**What you need to do:**
Go through the records and copy each line where the word "frac" occurs.

[Dataset entries]
⟨

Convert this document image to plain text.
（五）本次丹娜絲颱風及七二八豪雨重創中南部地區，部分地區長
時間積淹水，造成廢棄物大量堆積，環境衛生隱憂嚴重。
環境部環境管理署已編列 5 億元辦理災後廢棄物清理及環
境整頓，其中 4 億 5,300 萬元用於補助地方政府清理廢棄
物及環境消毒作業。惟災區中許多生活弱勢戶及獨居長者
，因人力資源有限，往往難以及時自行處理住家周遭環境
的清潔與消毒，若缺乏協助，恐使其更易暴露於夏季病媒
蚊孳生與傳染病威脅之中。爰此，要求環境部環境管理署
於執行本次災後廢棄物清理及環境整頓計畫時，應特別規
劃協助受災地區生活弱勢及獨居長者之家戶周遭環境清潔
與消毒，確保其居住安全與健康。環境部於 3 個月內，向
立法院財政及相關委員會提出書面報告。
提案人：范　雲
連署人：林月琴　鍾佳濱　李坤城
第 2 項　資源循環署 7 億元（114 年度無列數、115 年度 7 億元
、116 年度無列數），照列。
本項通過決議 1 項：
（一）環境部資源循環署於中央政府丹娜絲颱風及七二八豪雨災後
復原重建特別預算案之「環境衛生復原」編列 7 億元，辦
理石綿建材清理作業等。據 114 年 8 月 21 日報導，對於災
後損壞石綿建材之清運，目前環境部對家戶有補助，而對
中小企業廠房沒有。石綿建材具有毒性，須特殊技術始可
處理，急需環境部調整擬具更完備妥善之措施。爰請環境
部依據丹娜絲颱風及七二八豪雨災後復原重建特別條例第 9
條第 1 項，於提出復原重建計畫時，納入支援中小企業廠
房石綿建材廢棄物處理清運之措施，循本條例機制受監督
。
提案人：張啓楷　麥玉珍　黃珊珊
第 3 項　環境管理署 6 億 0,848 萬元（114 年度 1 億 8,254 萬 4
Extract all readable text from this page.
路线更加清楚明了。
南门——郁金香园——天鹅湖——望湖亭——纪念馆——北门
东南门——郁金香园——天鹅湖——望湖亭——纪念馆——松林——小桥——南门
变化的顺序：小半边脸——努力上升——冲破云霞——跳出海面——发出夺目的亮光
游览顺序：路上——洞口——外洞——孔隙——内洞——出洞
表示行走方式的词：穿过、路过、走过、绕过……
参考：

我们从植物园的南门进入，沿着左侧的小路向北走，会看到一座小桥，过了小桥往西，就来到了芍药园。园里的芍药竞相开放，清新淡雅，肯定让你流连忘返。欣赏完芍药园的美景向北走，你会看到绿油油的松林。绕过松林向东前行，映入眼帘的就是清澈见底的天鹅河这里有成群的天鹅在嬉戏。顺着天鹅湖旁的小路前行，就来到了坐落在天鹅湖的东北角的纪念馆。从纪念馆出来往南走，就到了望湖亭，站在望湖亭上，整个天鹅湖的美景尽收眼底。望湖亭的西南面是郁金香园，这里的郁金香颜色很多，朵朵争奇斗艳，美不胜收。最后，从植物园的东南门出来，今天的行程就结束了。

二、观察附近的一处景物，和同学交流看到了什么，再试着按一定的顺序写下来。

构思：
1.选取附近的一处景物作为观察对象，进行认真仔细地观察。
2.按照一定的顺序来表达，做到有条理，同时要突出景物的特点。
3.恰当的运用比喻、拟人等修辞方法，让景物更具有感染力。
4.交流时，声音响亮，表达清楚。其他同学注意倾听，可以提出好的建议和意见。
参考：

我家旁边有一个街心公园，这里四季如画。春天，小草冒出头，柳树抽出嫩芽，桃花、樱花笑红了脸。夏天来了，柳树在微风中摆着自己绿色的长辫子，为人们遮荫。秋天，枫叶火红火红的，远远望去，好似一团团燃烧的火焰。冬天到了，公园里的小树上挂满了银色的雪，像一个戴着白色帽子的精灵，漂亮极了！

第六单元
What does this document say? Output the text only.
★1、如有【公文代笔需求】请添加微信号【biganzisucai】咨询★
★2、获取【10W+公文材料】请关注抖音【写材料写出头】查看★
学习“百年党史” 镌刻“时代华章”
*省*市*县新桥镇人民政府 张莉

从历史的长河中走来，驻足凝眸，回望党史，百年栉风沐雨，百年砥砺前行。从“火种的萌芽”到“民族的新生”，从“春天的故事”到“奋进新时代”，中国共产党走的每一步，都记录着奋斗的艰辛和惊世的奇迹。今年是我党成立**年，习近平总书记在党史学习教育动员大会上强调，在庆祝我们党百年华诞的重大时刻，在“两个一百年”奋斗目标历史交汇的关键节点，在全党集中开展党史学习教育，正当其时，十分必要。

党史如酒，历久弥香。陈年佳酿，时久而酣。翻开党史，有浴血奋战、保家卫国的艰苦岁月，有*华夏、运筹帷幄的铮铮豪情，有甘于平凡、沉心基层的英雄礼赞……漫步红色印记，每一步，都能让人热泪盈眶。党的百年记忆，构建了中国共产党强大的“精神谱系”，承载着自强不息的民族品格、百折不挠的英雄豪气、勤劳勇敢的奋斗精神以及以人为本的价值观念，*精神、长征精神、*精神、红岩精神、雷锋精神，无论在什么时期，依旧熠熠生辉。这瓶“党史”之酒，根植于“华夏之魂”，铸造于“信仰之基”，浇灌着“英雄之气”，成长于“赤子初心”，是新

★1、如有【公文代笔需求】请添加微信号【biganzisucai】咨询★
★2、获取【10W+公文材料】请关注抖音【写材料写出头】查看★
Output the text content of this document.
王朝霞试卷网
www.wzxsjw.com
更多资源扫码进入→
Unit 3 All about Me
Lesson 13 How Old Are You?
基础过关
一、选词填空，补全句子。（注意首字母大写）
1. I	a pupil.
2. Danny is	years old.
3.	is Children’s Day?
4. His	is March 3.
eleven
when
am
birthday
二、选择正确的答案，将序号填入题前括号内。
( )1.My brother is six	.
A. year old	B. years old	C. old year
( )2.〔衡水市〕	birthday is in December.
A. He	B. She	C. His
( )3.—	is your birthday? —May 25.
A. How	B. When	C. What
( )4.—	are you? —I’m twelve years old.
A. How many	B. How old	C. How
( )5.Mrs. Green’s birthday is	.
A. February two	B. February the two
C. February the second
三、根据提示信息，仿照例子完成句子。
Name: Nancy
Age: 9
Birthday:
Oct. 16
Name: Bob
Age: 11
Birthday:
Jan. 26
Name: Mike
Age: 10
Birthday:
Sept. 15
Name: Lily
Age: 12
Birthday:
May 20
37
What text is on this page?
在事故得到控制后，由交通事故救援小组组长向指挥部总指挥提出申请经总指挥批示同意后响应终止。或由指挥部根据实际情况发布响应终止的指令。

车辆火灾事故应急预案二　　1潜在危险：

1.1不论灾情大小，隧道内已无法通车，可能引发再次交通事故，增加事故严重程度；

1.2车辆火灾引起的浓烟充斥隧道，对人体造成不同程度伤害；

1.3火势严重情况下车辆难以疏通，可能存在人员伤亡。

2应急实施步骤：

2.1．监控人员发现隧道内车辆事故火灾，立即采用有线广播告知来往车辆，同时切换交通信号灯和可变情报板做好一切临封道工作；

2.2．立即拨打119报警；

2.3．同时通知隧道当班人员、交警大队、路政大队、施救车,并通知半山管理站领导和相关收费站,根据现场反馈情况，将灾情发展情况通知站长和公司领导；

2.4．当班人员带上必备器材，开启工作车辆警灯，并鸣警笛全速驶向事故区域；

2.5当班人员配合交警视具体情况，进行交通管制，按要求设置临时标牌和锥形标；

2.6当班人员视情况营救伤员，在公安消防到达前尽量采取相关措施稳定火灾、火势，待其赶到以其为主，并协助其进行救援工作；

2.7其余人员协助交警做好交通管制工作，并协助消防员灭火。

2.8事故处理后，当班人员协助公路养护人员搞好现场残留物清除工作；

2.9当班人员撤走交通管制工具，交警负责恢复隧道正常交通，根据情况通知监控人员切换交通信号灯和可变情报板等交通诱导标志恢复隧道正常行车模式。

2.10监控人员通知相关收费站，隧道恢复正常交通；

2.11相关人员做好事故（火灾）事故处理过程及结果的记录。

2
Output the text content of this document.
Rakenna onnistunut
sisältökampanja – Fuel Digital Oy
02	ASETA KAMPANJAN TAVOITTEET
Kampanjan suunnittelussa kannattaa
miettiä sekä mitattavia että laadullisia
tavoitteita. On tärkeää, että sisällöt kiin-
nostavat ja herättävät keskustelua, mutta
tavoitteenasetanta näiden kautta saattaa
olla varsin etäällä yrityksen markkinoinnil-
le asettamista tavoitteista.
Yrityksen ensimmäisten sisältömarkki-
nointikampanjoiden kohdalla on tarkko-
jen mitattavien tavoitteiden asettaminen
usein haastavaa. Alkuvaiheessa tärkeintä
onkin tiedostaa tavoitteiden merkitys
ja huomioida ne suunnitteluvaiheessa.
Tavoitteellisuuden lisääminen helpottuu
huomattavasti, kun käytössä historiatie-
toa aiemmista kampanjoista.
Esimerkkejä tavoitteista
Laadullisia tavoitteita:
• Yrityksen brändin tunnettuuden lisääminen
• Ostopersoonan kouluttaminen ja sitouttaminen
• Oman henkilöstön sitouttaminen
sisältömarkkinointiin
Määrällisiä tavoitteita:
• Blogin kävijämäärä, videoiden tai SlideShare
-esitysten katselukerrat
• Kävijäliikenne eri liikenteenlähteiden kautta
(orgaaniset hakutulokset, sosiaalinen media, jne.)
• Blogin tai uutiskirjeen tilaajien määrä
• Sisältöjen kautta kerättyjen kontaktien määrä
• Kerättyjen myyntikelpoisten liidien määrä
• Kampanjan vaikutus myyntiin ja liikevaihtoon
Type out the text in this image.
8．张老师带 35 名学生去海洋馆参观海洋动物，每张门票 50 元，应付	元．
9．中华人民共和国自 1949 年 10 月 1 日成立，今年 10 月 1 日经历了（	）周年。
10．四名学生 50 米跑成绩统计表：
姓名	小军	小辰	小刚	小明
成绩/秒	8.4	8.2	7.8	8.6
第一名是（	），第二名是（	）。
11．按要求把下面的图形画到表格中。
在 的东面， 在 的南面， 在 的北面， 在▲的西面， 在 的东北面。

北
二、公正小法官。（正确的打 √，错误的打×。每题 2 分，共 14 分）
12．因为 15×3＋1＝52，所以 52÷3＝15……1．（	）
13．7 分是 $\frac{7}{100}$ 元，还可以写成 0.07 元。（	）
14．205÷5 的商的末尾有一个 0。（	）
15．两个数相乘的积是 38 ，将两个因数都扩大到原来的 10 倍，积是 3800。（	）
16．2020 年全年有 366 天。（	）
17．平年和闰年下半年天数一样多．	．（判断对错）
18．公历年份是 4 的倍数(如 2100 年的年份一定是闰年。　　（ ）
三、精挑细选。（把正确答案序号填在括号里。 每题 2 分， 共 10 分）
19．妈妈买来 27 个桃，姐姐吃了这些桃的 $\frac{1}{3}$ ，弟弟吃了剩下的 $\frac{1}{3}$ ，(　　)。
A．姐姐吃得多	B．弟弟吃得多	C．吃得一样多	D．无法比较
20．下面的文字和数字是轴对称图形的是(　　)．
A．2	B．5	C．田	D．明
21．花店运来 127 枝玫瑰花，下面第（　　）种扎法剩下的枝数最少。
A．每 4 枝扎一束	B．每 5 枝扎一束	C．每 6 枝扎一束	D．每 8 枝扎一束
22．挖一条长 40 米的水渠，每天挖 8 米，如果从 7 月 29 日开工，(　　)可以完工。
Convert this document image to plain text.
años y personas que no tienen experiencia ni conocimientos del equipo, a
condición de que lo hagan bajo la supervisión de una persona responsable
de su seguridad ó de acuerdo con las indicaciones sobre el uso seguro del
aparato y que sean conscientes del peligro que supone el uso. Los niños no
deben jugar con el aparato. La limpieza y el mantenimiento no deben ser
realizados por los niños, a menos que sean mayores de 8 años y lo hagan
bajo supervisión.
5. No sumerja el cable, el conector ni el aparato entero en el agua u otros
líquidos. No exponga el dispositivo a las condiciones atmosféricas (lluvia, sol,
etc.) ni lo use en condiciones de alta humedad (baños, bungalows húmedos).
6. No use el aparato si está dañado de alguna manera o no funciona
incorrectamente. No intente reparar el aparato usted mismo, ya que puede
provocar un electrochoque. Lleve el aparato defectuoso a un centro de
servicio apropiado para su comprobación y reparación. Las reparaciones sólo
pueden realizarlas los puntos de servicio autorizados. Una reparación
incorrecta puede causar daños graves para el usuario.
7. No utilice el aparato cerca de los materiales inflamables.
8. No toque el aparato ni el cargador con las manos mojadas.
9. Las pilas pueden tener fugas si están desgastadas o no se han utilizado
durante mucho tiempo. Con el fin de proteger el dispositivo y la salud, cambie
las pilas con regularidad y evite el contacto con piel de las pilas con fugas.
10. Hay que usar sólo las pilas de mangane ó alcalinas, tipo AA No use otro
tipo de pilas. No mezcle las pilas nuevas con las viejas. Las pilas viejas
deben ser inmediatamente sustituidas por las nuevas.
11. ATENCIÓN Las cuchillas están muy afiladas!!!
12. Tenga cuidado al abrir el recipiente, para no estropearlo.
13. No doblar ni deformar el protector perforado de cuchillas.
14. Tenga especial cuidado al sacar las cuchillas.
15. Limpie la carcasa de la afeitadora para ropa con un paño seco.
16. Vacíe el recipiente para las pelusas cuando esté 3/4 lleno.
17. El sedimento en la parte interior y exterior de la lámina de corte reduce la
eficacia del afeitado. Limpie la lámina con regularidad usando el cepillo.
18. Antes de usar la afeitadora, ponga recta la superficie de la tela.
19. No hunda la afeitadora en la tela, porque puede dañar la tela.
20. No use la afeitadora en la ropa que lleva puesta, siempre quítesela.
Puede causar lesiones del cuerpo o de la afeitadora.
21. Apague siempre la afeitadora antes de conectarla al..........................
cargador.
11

⟩

**Full solution:**
13．7 分是 $\frac{7}{100}$ 元，还可以写成 0.07 元。（	）
19．妈妈买来 27 个桃，姐姐吃了这些桃的 $\frac{1}{3}$ ，弟弟吃了剩下的 $\frac{1}{3}$ ，(　　)。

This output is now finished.